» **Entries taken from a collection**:

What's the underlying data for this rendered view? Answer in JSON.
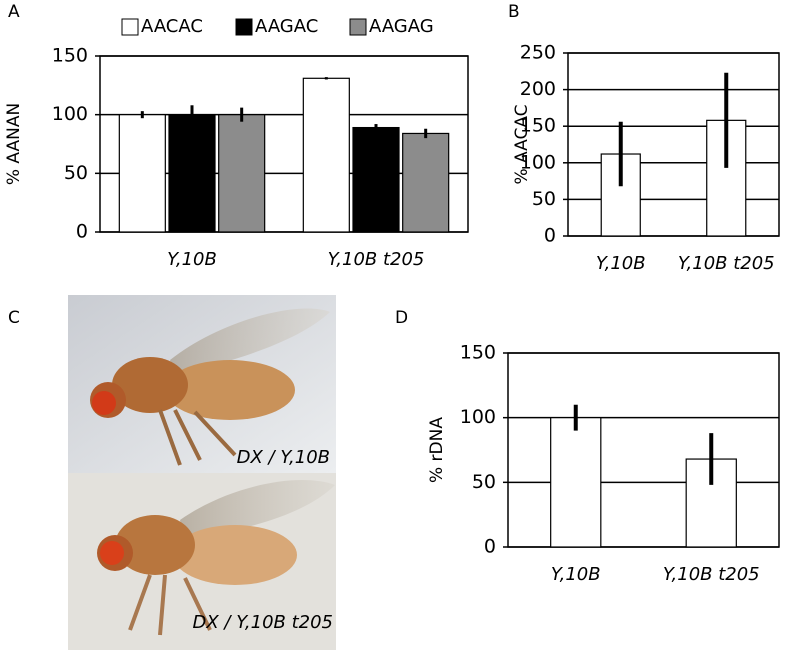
{
  "chart_data": [
    {
      "type": "bar",
      "panel": "A",
      "y_label": "% AANAN",
      "categories": [
        "Y,10B",
        "Y,10B t205"
      ],
      "series": [
        {
          "name": "AACAC",
          "color": "#ffffff",
          "values": [
            100,
            131
          ],
          "errors": [
            3,
            1
          ]
        },
        {
          "name": "AAGAC",
          "color": "#000000",
          "values": [
            100,
            89
          ],
          "errors": [
            8,
            3
          ]
        },
        {
          "name": "AAGAG",
          "color": "#8c8c8c",
          "values": [
            100,
            84
          ],
          "errors": [
            6,
            4
          ]
        }
      ],
      "ylim": [
        0,
        150
      ],
      "yticks": [
        0,
        50,
        100,
        150
      ],
      "grid": true,
      "legend": "top"
    },
    {
      "type": "bar",
      "panel": "B",
      "y_label": "% AACAC",
      "categories": [
        "Y,10B",
        "Y,10B t205"
      ],
      "color": "#ffffff",
      "values": [
        112,
        158
      ],
      "errors": [
        44,
        65
      ],
      "ylim": [
        0,
        250
      ],
      "yticks": [
        0,
        50,
        100,
        150,
        200,
        250
      ],
      "grid": true
    },
    {
      "type": "bar",
      "panel": "D",
      "y_label": "% rDNA",
      "categories": [
        "Y,10B",
        "Y,10B t205"
      ],
      "color": "#ffffff",
      "values": [
        100,
        68
      ],
      "errors": [
        10,
        20
      ],
      "ylim": [
        0,
        150
      ],
      "yticks": [
        0,
        50,
        100,
        150
      ],
      "grid": true
    }
  ],
  "photo": {
    "panel": "C",
    "captions": [
      "DX / Y,10B",
      "DX / Y,10B t205"
    ]
  }
}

» **EXERCISE DESCRIPTION**: Each entry shown above must be quoted exactly, with its pictures left out.

» **RESPONSE BELOW**:
What's the underlying data for this rendered view? Answer in JSON.
{
  "chart_data": [
    {
      "type": "bar",
      "panel": "A",
      "y_label": "% AANAN",
      "categories": [
        "Y,10B",
        "Y,10B t205"
      ],
      "series": [
        {
          "name": "AACAC",
          "color": "#ffffff",
          "values": [
            100,
            131
          ],
          "errors": [
            3,
            1
          ]
        },
        {
          "name": "AAGAC",
          "color": "#000000",
          "values": [
            100,
            89
          ],
          "errors": [
            8,
            3
          ]
        },
        {
          "name": "AAGAG",
          "color": "#8c8c8c",
          "values": [
            100,
            84
          ],
          "errors": [
            6,
            4
          ]
        }
      ],
      "ylim": [
        0,
        150
      ],
      "yticks": [
        0,
        50,
        100,
        150
      ],
      "grid": true,
      "legend": "top"
    },
    {
      "type": "bar",
      "panel": "B",
      "y_label": "% AACAC",
      "categories": [
        "Y,10B",
        "Y,10B t205"
      ],
      "color": "#ffffff",
      "values": [
        112,
        158
      ],
      "errors": [
        44,
        65
      ],
      "ylim": [
        0,
        250
      ],
      "yticks": [
        0,
        50,
        100,
        150,
        200,
        250
      ],
      "grid": true
    },
    {
      "type": "bar",
      "panel": "D",
      "y_label": "% rDNA",
      "categories": [
        "Y,10B",
        "Y,10B t205"
      ],
      "color": "#ffffff",
      "values": [
        100,
        68
      ],
      "errors": [
        10,
        20
      ],
      "ylim": [
        0,
        150
      ],
      "yticks": [
        0,
        50,
        100,
        150
      ],
      "grid": true
    }
  ],
  "photo": {
    "panel": "C",
    "captions": [
      "DX / Y,10B",
      "DX / Y,10B t205"
    ]
  }
}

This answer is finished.